┌──

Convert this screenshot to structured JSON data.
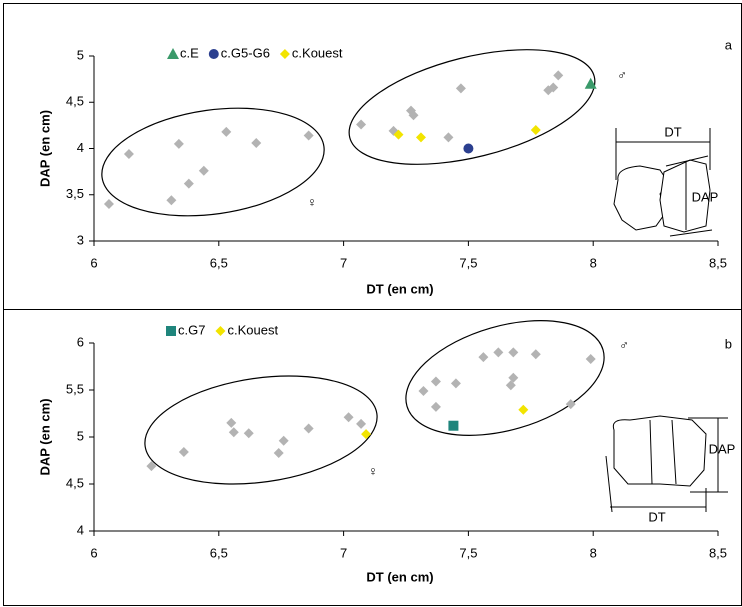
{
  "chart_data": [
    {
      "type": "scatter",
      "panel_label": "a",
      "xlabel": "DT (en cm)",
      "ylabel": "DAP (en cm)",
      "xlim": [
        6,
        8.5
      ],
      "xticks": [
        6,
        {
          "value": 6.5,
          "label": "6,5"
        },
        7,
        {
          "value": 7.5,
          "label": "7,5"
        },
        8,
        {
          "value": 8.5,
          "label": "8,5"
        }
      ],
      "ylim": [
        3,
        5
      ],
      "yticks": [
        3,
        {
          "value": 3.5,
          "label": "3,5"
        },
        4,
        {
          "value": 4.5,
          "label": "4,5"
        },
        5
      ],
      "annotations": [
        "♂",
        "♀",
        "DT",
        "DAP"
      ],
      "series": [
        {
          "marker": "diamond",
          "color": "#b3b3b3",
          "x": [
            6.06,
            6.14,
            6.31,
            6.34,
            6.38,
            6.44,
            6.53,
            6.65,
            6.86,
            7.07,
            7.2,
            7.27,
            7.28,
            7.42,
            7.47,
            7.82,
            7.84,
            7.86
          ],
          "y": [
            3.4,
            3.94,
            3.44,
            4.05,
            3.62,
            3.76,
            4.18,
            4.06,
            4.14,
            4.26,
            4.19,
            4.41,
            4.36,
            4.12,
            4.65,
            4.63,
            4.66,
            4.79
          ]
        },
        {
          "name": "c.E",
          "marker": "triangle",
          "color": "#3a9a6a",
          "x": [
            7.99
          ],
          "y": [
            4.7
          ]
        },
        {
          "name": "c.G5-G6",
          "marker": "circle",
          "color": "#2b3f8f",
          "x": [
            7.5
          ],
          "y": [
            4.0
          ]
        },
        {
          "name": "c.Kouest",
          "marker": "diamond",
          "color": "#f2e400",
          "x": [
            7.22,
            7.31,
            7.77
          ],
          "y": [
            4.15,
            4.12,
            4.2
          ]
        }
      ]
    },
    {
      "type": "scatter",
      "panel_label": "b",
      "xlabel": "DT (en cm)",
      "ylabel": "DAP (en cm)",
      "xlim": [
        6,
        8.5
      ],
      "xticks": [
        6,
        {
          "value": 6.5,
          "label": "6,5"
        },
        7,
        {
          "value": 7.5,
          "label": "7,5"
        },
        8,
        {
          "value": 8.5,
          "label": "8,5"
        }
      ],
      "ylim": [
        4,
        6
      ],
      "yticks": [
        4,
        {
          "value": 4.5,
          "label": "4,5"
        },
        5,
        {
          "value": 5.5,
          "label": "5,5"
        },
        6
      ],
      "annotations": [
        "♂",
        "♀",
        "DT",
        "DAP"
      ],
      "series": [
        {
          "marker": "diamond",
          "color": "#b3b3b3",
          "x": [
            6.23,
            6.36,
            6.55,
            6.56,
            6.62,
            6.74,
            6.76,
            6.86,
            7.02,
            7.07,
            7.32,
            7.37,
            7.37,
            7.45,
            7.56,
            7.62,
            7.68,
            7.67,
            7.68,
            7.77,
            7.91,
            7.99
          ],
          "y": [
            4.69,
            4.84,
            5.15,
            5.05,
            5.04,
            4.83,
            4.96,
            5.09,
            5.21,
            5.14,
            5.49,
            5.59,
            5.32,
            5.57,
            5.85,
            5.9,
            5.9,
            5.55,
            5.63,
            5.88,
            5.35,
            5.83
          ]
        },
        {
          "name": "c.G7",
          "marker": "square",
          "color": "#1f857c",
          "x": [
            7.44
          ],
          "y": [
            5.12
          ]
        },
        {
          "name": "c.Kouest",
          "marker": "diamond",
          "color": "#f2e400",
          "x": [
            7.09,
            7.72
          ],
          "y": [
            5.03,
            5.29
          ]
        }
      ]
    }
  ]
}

└──
┌──

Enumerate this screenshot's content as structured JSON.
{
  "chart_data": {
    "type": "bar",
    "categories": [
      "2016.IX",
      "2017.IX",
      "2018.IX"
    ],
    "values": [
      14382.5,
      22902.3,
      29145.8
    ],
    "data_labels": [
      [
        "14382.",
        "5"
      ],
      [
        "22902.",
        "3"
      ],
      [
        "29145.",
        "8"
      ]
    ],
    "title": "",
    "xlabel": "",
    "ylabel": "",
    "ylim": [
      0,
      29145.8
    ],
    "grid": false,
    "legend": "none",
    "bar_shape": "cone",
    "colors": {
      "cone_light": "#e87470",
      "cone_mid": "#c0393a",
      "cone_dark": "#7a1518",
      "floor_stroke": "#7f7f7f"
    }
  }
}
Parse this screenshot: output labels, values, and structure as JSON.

└──

What needs to be done:
Using the entries above, repeat only the lines from the one containing "Enumerate this screenshot's" through the one containing "Parse this screenshot: output", end lines included.

Full output:
Enumerate this screenshot's content as structured JSON.
{
  "chart_data": {
    "type": "bar",
    "categories": [
      "2016.IX",
      "2017.IX",
      "2018.IX"
    ],
    "values": [
      14382.5,
      22902.3,
      29145.8
    ],
    "data_labels": [
      [
        "14382.",
        "5"
      ],
      [
        "22902.",
        "3"
      ],
      [
        "29145.",
        "8"
      ]
    ],
    "title": "",
    "xlabel": "",
    "ylabel": "",
    "ylim": [
      0,
      29145.8
    ],
    "grid": false,
    "legend": "none",
    "bar_shape": "cone",
    "colors": {
      "cone_light": "#e87470",
      "cone_mid": "#c0393a",
      "cone_dark": "#7a1518",
      "floor_stroke": "#7f7f7f"
    }
  }
}
Parse this screenshot: output labels, values, and structure as JSON.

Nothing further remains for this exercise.